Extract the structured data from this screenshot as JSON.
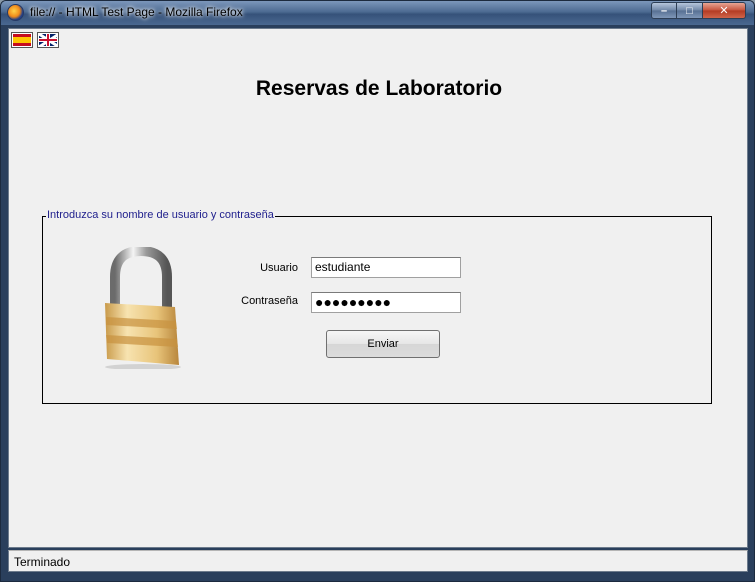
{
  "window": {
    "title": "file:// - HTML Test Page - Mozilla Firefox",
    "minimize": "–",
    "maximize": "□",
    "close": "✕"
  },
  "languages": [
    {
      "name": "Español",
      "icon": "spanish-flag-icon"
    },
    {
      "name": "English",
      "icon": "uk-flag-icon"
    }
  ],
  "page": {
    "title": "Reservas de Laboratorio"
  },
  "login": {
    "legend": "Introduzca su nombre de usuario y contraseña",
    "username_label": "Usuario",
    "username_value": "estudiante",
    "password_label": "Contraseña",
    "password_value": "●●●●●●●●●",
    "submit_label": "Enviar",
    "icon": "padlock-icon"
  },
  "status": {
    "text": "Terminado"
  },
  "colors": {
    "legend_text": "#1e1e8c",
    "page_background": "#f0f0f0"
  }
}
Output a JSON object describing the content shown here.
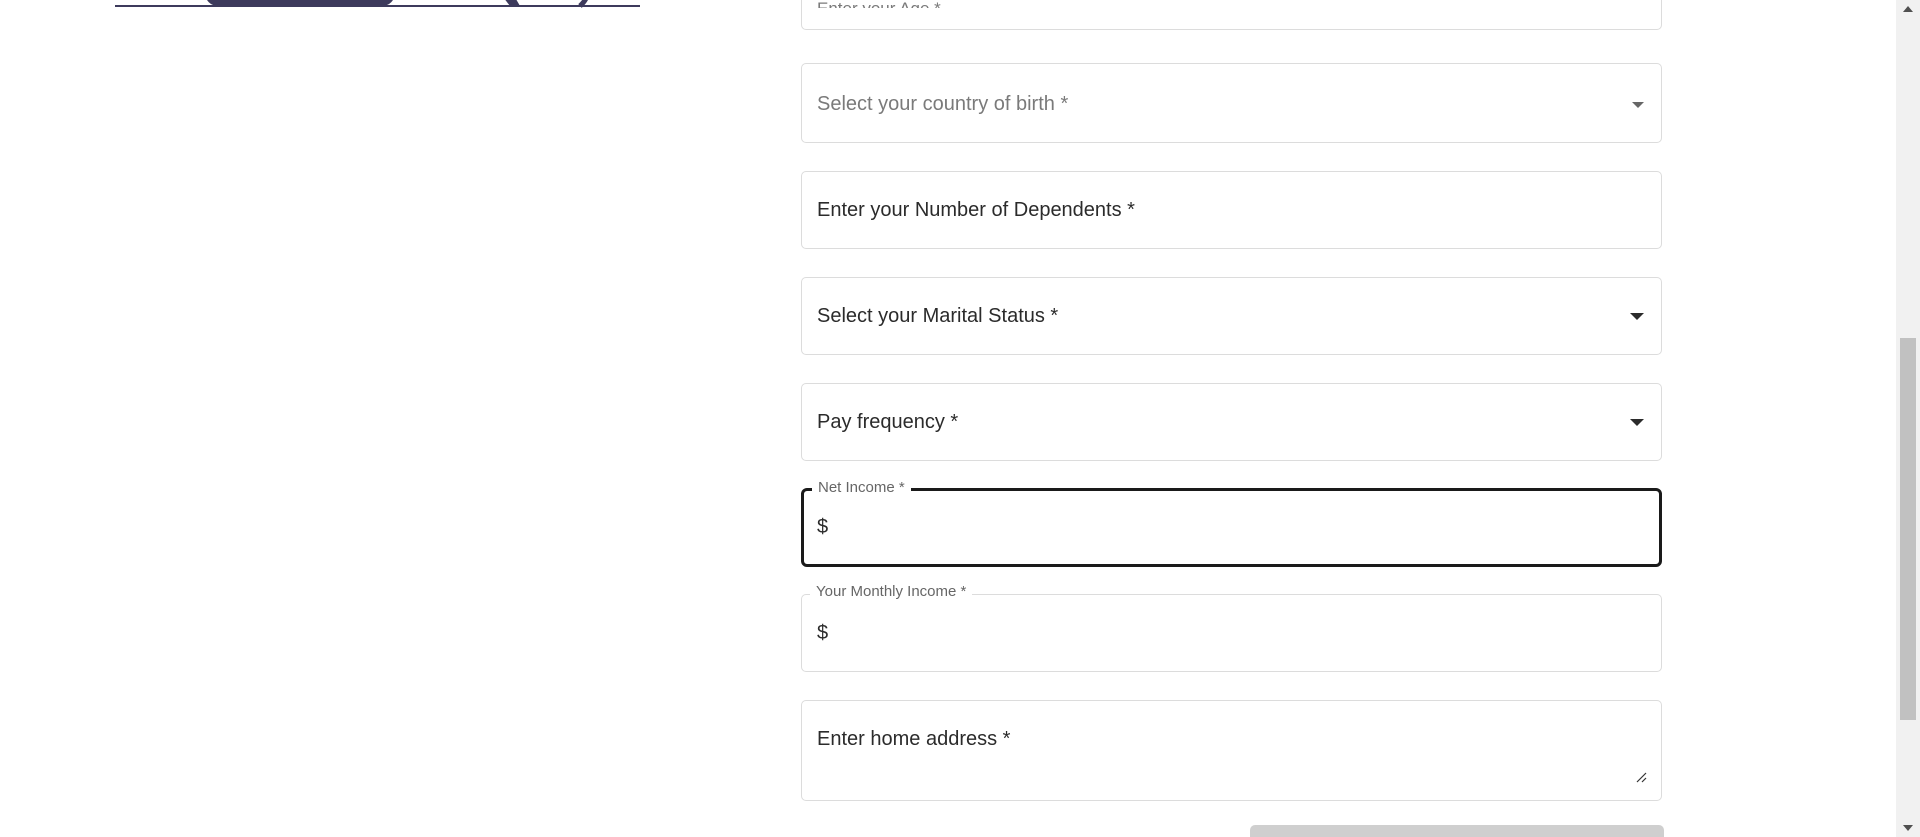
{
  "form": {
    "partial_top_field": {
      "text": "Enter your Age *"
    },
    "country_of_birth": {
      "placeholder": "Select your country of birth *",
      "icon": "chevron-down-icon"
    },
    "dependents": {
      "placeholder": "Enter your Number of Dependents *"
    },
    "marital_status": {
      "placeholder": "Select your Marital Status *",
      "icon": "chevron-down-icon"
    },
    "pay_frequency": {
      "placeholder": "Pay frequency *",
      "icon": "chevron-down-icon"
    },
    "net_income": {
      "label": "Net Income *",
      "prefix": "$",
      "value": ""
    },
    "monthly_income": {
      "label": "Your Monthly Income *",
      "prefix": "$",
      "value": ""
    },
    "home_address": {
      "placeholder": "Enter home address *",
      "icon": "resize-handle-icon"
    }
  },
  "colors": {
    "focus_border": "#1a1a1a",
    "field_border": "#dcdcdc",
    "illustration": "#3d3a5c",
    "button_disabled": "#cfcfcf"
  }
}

──────────────────────────────

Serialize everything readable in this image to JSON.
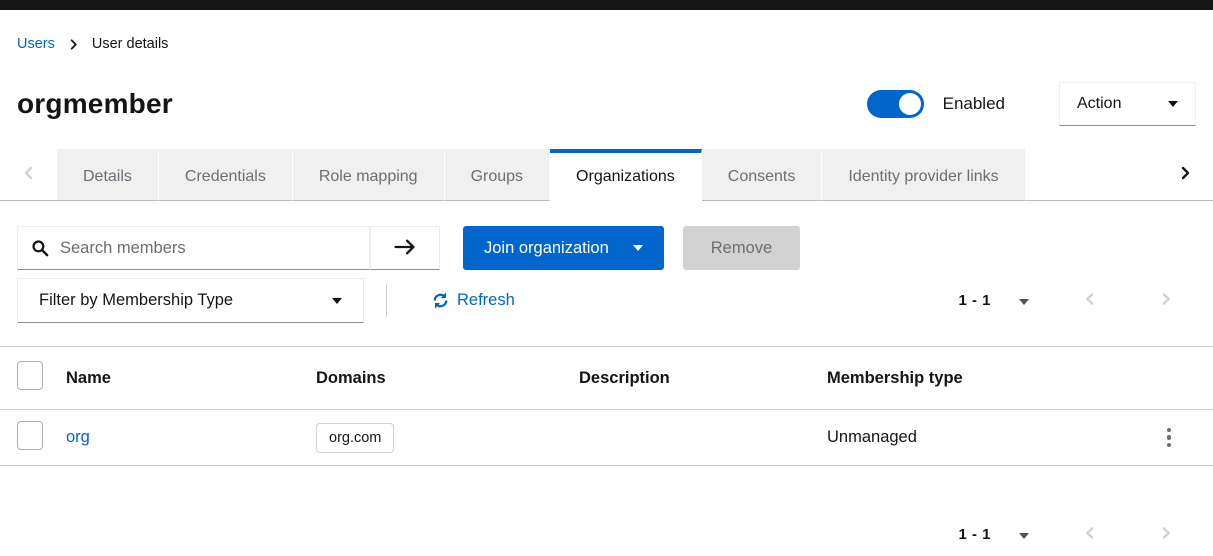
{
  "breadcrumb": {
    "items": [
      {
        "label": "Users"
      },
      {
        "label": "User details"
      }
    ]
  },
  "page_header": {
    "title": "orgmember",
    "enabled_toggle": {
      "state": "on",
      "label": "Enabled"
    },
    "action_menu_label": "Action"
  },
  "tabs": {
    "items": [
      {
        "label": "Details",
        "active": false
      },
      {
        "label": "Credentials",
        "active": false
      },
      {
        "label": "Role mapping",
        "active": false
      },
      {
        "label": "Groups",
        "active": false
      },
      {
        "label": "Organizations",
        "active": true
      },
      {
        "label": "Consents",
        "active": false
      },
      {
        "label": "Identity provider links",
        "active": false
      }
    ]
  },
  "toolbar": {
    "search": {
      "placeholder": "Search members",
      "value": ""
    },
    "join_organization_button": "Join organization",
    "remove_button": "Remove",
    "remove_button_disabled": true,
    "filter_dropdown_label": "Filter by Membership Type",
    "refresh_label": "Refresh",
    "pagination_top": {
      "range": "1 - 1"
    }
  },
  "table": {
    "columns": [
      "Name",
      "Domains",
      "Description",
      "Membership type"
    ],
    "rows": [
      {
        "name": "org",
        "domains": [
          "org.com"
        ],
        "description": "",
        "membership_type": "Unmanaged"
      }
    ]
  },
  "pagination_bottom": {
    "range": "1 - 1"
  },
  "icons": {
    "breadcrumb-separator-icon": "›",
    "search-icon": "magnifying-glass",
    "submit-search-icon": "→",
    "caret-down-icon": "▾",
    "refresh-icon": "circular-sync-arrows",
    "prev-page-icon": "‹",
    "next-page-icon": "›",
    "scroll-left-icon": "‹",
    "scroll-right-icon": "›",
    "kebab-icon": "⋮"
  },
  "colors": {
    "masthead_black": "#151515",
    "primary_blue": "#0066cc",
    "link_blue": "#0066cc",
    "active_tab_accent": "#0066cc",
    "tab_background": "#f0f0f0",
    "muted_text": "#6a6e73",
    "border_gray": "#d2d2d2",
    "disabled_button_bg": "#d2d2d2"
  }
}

──────────────────────────────

- **Set problem**: From the material above, gather all lines that include the string "true" and copy them.

- **Response to the task**:
        "active": true
    "remove_button_disabled": true,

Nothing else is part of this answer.